- _Exercise directions_
Transcribe the data in full and exactly, omitting any pictures.

- _Source material_
==============================

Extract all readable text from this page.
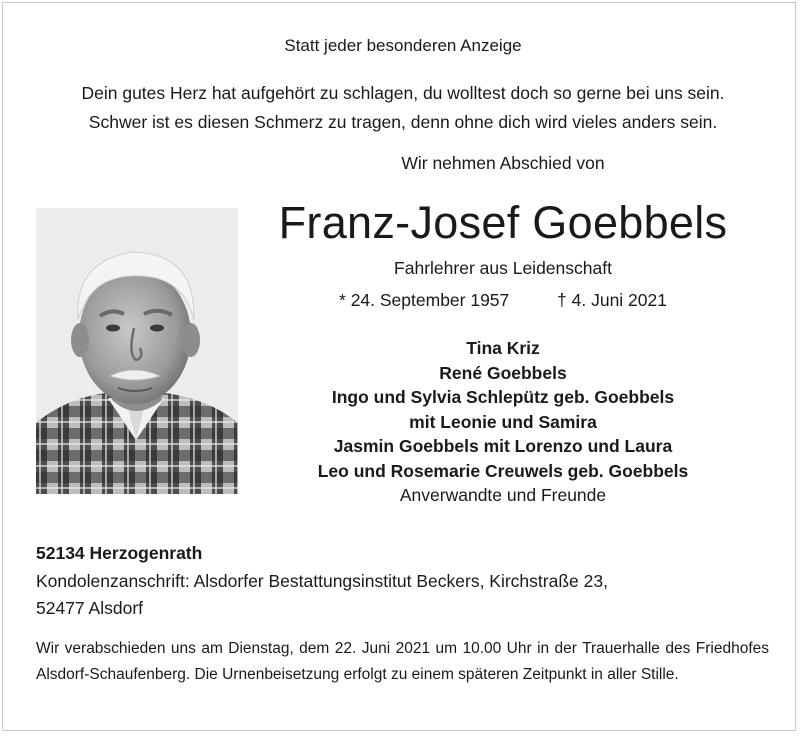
Statt jeder besonderen Anzeige
Dein gutes Herz hat aufgehört zu schlagen, du wolltest doch so gerne bei uns sein.
Schwer ist es diesen Schmerz zu tragen, denn ohne dich wird vieles anders sein.
Wir nehmen Abschied von
Franz-Josef Goebbels
Fahrlehrer aus Leidenschaft
* 24. September 1957	† 4. Juni 2021
Tina Kriz
René Goebbels
Ingo und Sylvia Schlepütz geb. Goebbels
mit Leonie und Samira
Jasmin Goebbels mit Lorenzo und Laura
Leo und Rosemarie Creuwels geb. Goebbels
Anverwandte und Freunde
52134 Herzogenrath
Kondolenzanschrift: Alsdorfer Bestattungsinstitut Beckers, Kirchstraße 23,
52477 Alsdorf
Wir verabschieden uns am Dienstag, dem 22. Juni 2021 um 10.00 Uhr in der Trauerhalle des Friedhofes Alsdorf-Schaufenberg. Die Urnenbeisetzung erfolgt zu einem späteren Zeitpunkt in aller Stille.
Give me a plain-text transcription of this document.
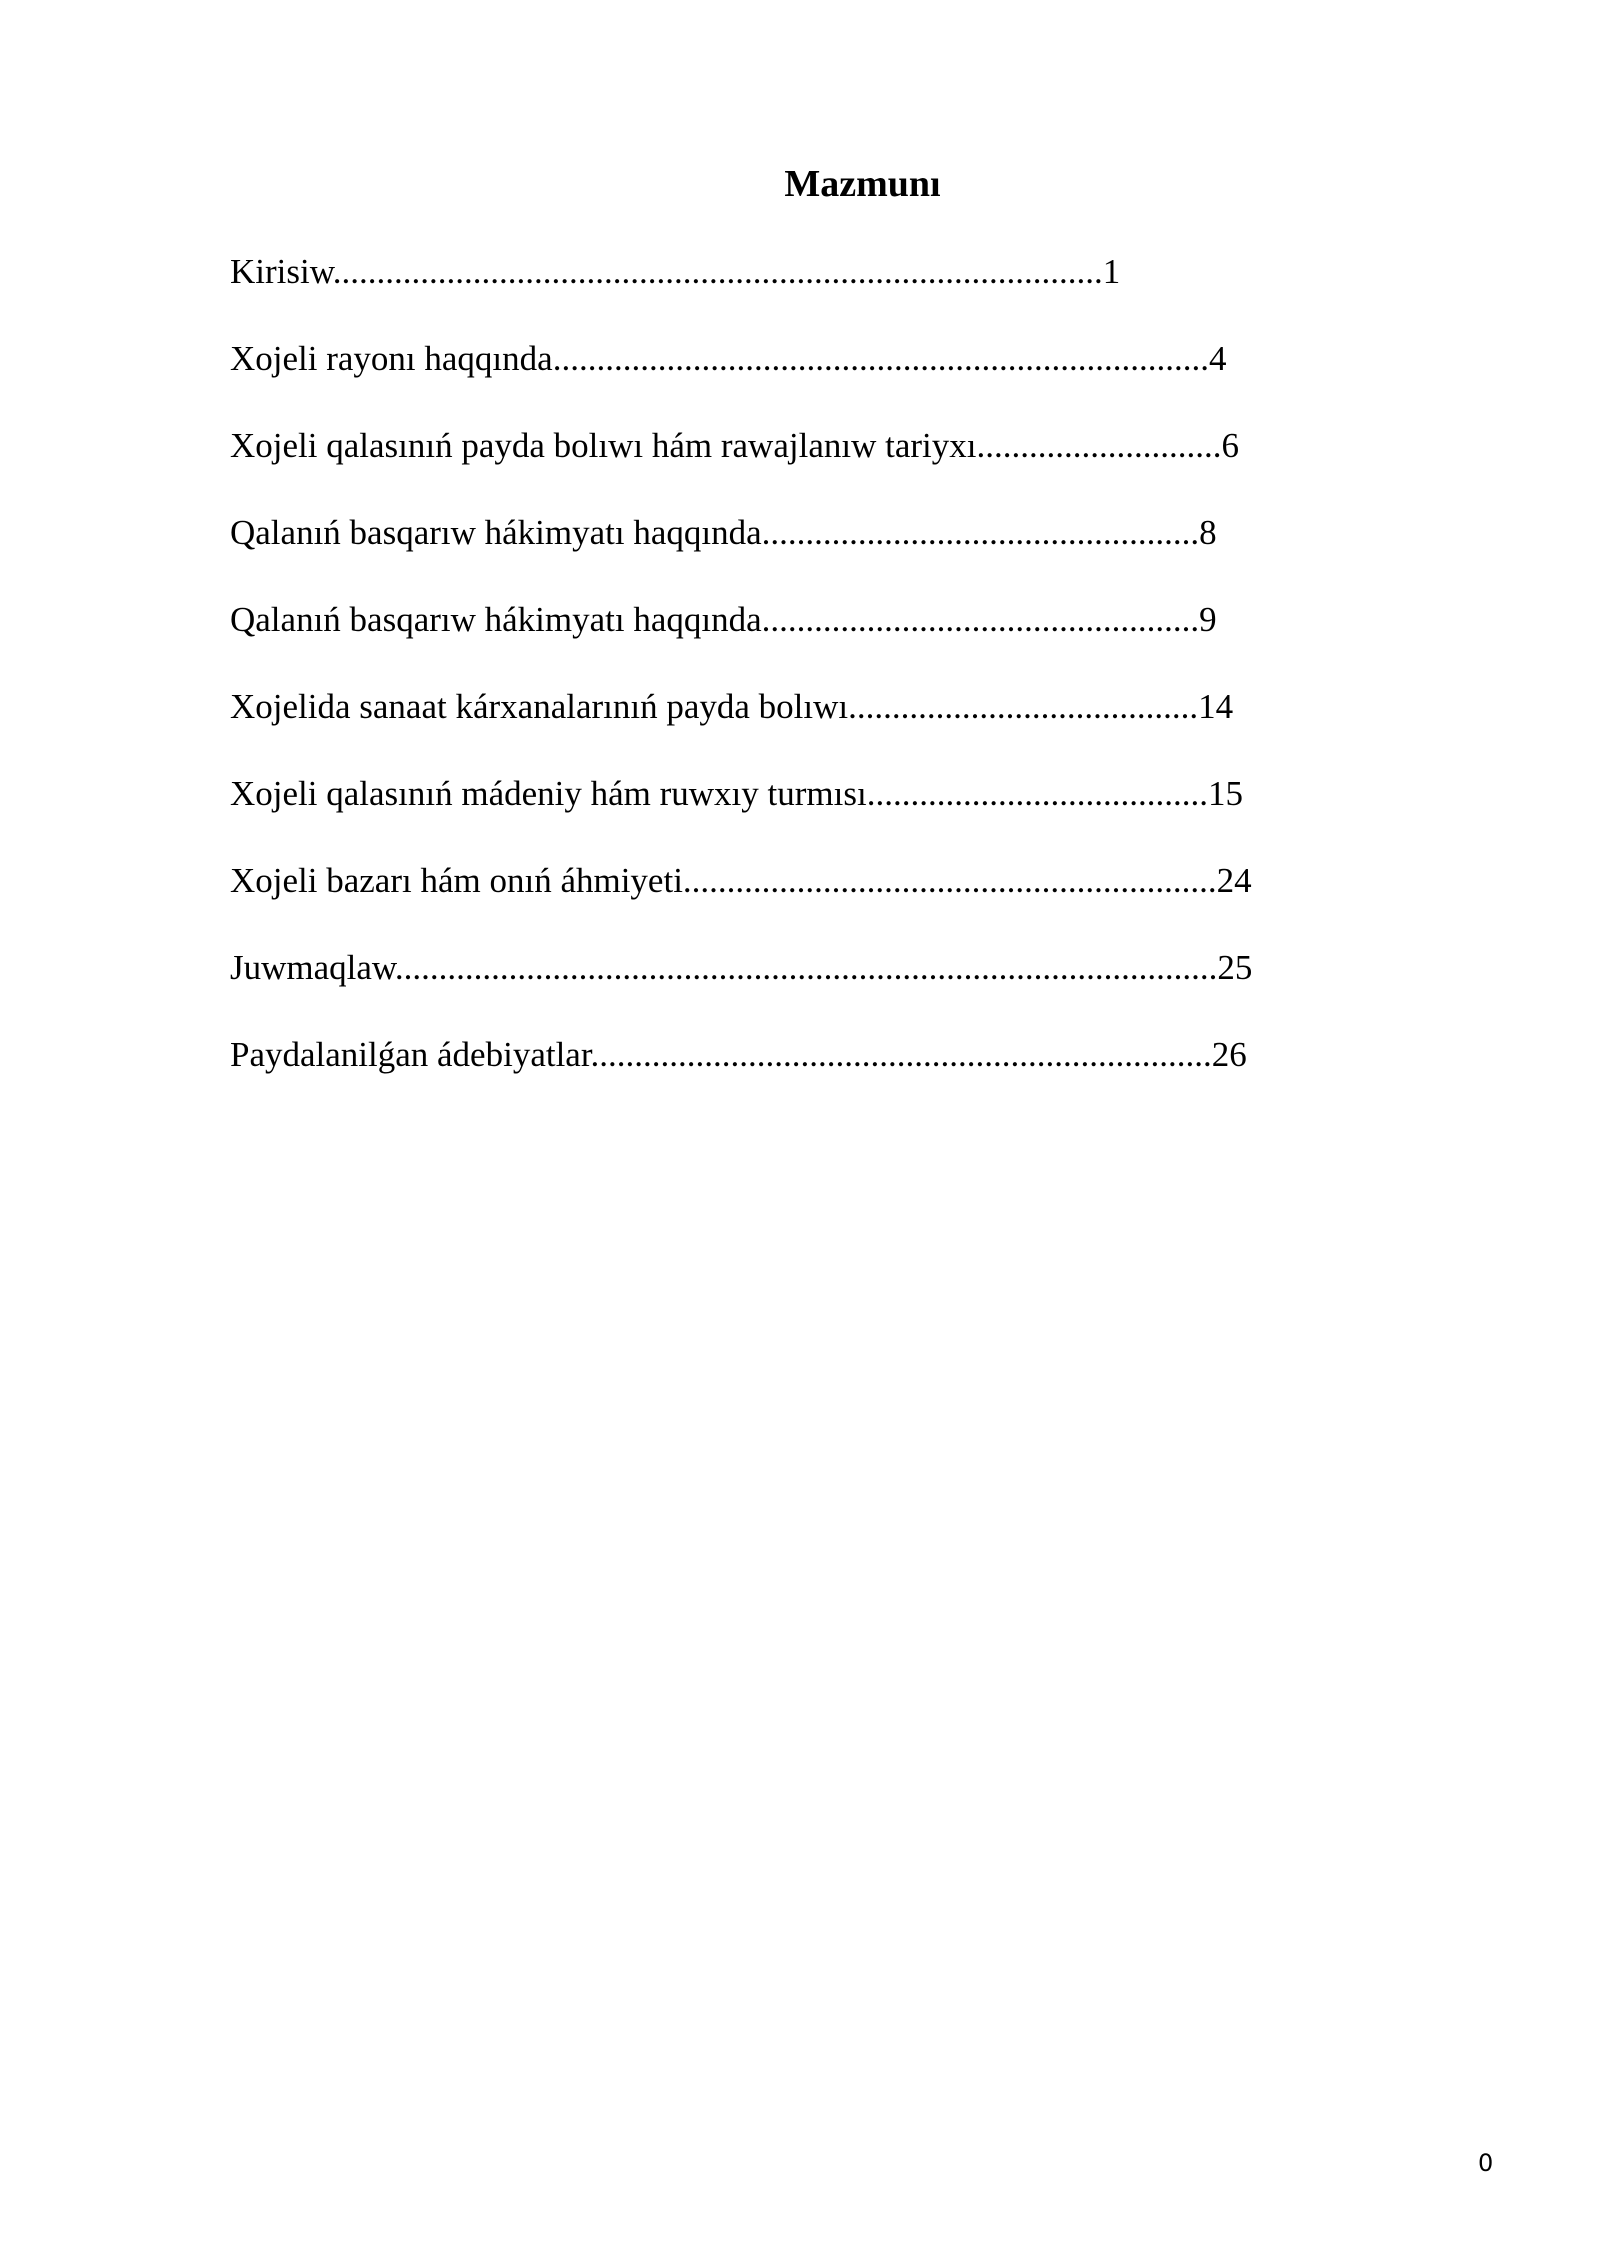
Mazmunı
Kirisiw........................................................................................1
Xojeli rayonı haqqında...........................................................................4
Xojeli qalasınıń payda bolıwı hám rawajlanıw tariyxı............................6
Qalanıń basqarıw hákimyatı haqqında..................................................8
Qalanıń basqarıw hákimyatı haqqında..................................................9
Xojelida sanaat kárxanalarınıń payda bolıwı........................................14
Xojeli qalasınıń mádeniy hám ruwxıy turmısı.......................................15
Xojeli bazarı hám onıń áhmiyeti.............................................................24
Juwmaqlaw..............................................................................................25
Paydalanilǵan ádebiyatlar.......................................................................26
0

==============================

- _Solution to the problem_
Extract all readable text from this page.
Statt jeder besonderen Anzeige
Dein gutes Herz hat aufgehört zu schlagen, du wolltest doch so gerne bei uns sein.
Schwer ist es diesen Schmerz zu tragen, denn ohne dich wird vieles anders sein.
Wir nehmen Abschied von
Franz-Josef Goebbels
Fahrlehrer aus Leidenschaft
* 24. September 1957	† 4. Juni 2021
Tina Kriz
René Goebbels
Ingo und Sylvia Schlepütz geb. Goebbels
mit Leonie und Samira
Jasmin Goebbels mit Lorenzo und Laura
Leo und Rosemarie Creuwels geb. Goebbels
Anverwandte und Freunde
52134 Herzogenrath
Kondolenzanschrift: Alsdorfer Bestattungsinstitut Beckers, Kirchstraße 23,
52477 Alsdorf
Wir verabschieden uns am Dienstag, dem 22. Juni 2021 um 10.00 Uhr in der Trauerhalle des Friedhofes Alsdorf-Schaufenberg. Die Urnenbeisetzung erfolgt zu einem späteren Zeitpunkt in aller Stille.
Give me a plain-text transcription of this document.
Mazmunı
Kirisiw........................................................................................1
Xojeli rayonı haqqında...........................................................................4
Xojeli qalasınıń payda bolıwı hám rawajlanıw tariyxı............................6
Qalanıń basqarıw hákimyatı haqqında..................................................8
Qalanıń basqarıw hákimyatı haqqında..................................................9
Xojelida sanaat kárxanalarınıń payda bolıwı........................................14
Xojeli qalasınıń mádeniy hám ruwxıy turmısı.......................................15
Xojeli bazarı hám onıń áhmiyeti.............................................................24
Juwmaqlaw..............................................................................................25
Paydalanilǵan ádebiyatlar.......................................................................26
0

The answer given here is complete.